Transcribe the material word for word, but without the images.

[Start of Input material]

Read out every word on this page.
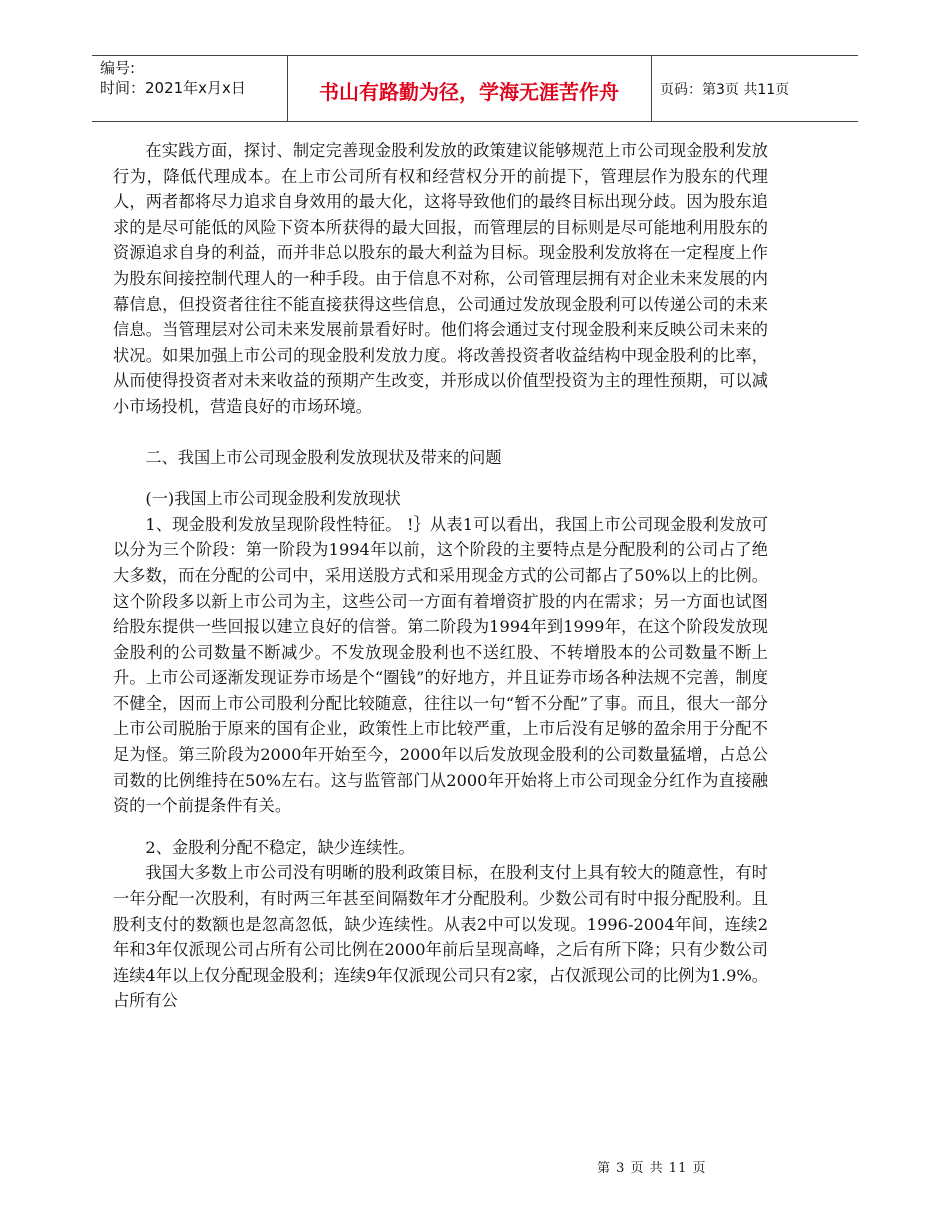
编号:
时间：2021年x月x日	书山有路勤为径，学海无涯苦作舟	页码：第3页 共11页

在实践方面，探讨、制定完善现金股利发放的政策建议能够规范上市公司现金股利发放行为，降低代理成本。在上市公司所有权和经营权分开的前提下，管理层作为股东的代理人，两者都将尽力追求自身效用的最大化，这将导致他们的最终目标出现分歧。因为股东追求的是尽可能低的风险下资本所获得的最大回报，而管理层的目标则是尽可能地利用股东的资源追求自身的利益，而并非总以股东的最大利益为目标。现金股利发放将在一定程度上作为股东间接控制代理人的一种手段。由于信息不对称，公司管理层拥有对企业未来发展的内幕信息，但投资者往往不能直接获得这些信息，公司通过发放现金股利可以传递公司的未来信息。当管理层对公司未来发展前景看好时。他们将会通过支付现金股利来反映公司未来的状况。如果加强上市公司的现金股利发放力度。将改善投资者收益结构中现金股利的比率，从而使得投资者对未来收益的预期产生改变，并形成以价值型投资为主的理性预期，可以减小市场投机，营造良好的市场环境。

二、我国上市公司现金股利发放现状及带来的问题

(一)我国上市公司现金股利发放现状

1、现金股利发放呈现阶段性特征。 !｝从表1可以看出，我国上市公司现金股利发放可以分为三个阶段：第一阶段为1994年以前，这个阶段的主要特点是分配股利的公司占了绝大多数，而在分配的公司中，采用送股方式和采用现金方式的公司都占了50%以上的比例。这个阶段多以新上市公司为主，这些公司一方面有着增资扩股的内在需求；另一方面也试图给股东提供一些回报以建立良好的信誉。第二阶段为1994年到1999年，在这个阶段发放现金股利的公司数量不断减少。不发放现金股利也不送红股、不转增股本的公司数量不断上升。上市公司逐渐发现证券市场是个“圈钱”的好地方，并且证券市场各种法规不完善，制度不健全，因而上市公司股利分配比较随意，往往以一句“暂不分配”了事。而且，很大一部分上市公司脱胎于原来的国有企业，政策性上市比较严重，上市后没有足够的盈余用于分配不足为怪。第三阶段为2000年开始至今，2000年以后发放现金股利的公司数量猛增，占总公司数的比例维持在50%左右。这与监管部门从2000年开始将上市公司现金分红作为直接融资的一个前提条件有关。

2、金股利分配不稳定，缺少连续性。

我国大多数上市公司没有明晰的股利政策目标，在股利支付上具有较大的随意性，有时一年分配一次股利，有时两三年甚至间隔数年才分配股利。少数公司有时中报分配股利。且股利支付的数额也是忽高忽低，缺少连续性。从表2中可以发现。1996-2004年间，连续2年和3年仅派现公司占所有公司比例在2000年前后呈现高峰，之后有所下降；只有少数公司连续4年以上仅分配现金股利；连续9年仅派现公司只有2家，占仅派现公司的比例为1.9%。占所有公

第 3 页 共 11 页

[End of Input material]

#### Exercise answer:
Read out every word on this page.
编号:
时间：2021年x月x日	书山有路勤为径，学海无涯苦作舟	页码：第3页 共11页

在实践方面，探讨、制定完善现金股利发放的政策建议能够规范上市公司现金股利发放行为，降低代理成本。在上市公司所有权和经营权分开的前提下，管理层作为股东的代理人，两者都将尽力追求自身效用的最大化，这将导致他们的最终目标出现分歧。因为股东追求的是尽可能低的风险下资本所获得的最大回报，而管理层的目标则是尽可能地利用股东的资源追求自身的利益，而并非总以股东的最大利益为目标。现金股利发放将在一定程度上作为股东间接控制代理人的一种手段。由于信息不对称，公司管理层拥有对企业未来发展的内幕信息，但投资者往往不能直接获得这些信息，公司通过发放现金股利可以传递公司的未来信息。当管理层对公司未来发展前景看好时。他们将会通过支付现金股利来反映公司未来的状况。如果加强上市公司的现金股利发放力度。将改善投资者收益结构中现金股利的比率，从而使得投资者对未来收益的预期产生改变，并形成以价值型投资为主的理性预期，可以减小市场投机，营造良好的市场环境。

二、我国上市公司现金股利发放现状及带来的问题

(一)我国上市公司现金股利发放现状

1、现金股利发放呈现阶段性特征。 !｝从表1可以看出，我国上市公司现金股利发放可以分为三个阶段：第一阶段为1994年以前，这个阶段的主要特点是分配股利的公司占了绝大多数，而在分配的公司中，采用送股方式和采用现金方式的公司都占了50%以上的比例。这个阶段多以新上市公司为主，这些公司一方面有着增资扩股的内在需求；另一方面也试图给股东提供一些回报以建立良好的信誉。第二阶段为1994年到1999年，在这个阶段发放现金股利的公司数量不断减少。不发放现金股利也不送红股、不转增股本的公司数量不断上升。上市公司逐渐发现证券市场是个“圈钱”的好地方，并且证券市场各种法规不完善，制度不健全，因而上市公司股利分配比较随意，往往以一句“暂不分配”了事。而且，很大一部分上市公司脱胎于原来的国有企业，政策性上市比较严重，上市后没有足够的盈余用于分配不足为怪。第三阶段为2000年开始至今，2000年以后发放现金股利的公司数量猛增，占总公司数的比例维持在50%左右。这与监管部门从2000年开始将上市公司现金分红作为直接融资的一个前提条件有关。

2、金股利分配不稳定，缺少连续性。

我国大多数上市公司没有明晰的股利政策目标，在股利支付上具有较大的随意性，有时一年分配一次股利，有时两三年甚至间隔数年才分配股利。少数公司有时中报分配股利。且股利支付的数额也是忽高忽低，缺少连续性。从表2中可以发现。1996-2004年间，连续2年和3年仅派现公司占所有公司比例在2000年前后呈现高峰，之后有所下降；只有少数公司连续4年以上仅分配现金股利；连续9年仅派现公司只有2家，占仅派现公司的比例为1.9%。占所有公

第 3 页 共 11 页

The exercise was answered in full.